## START Dataset extract
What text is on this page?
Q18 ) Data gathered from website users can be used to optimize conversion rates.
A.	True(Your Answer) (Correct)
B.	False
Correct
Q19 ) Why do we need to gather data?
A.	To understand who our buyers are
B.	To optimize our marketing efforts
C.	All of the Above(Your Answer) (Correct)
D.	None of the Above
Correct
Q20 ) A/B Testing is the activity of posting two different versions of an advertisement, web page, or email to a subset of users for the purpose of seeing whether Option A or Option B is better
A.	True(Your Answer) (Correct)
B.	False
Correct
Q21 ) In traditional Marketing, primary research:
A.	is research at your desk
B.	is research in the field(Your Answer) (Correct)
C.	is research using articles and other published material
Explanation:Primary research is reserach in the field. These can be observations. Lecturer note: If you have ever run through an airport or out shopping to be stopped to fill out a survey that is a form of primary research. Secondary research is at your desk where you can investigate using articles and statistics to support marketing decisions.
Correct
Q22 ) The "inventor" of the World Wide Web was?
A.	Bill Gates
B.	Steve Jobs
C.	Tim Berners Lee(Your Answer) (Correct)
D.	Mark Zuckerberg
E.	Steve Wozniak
## END Dataset extract
__Task details__
Copy every line of the material, please, keeping it exactly the same.

__In response__
What text is on this page?
Q18 ) Data gathered from website users can be used to optimize conversion rates.
A.	True(Your Answer) (Correct)
B.	False
Correct
Q19 ) Why do we need to gather data?
A.	To understand who our buyers are
B.	To optimize our marketing efforts
C.	All of the Above(Your Answer) (Correct)
D.	None of the Above
Correct
Q20 ) A/B Testing is the activity of posting two different versions of an advertisement, web page, or email to a subset of users for the purpose of seeing whether Option A or Option B is better
A.	True(Your Answer) (Correct)
B.	False
Correct
Q21 ) In traditional Marketing, primary research:
A.	is research at your desk
B.	is research in the field(Your Answer) (Correct)
C.	is research using articles and other published material
Explanation:Primary research is reserach in the field. These can be observations. Lecturer note: If you have ever run through an airport or out shopping to be stopped to fill out a survey that is a form of primary research. Secondary research is at your desk where you can investigate using articles and statistics to support marketing decisions.
Correct
Q22 ) The "inventor" of the World Wide Web was?
A.	Bill Gates
B.	Steve Jobs
C.	Tim Berners Lee(Your Answer) (Correct)
D.	Mark Zuckerberg
E.	Steve Wozniak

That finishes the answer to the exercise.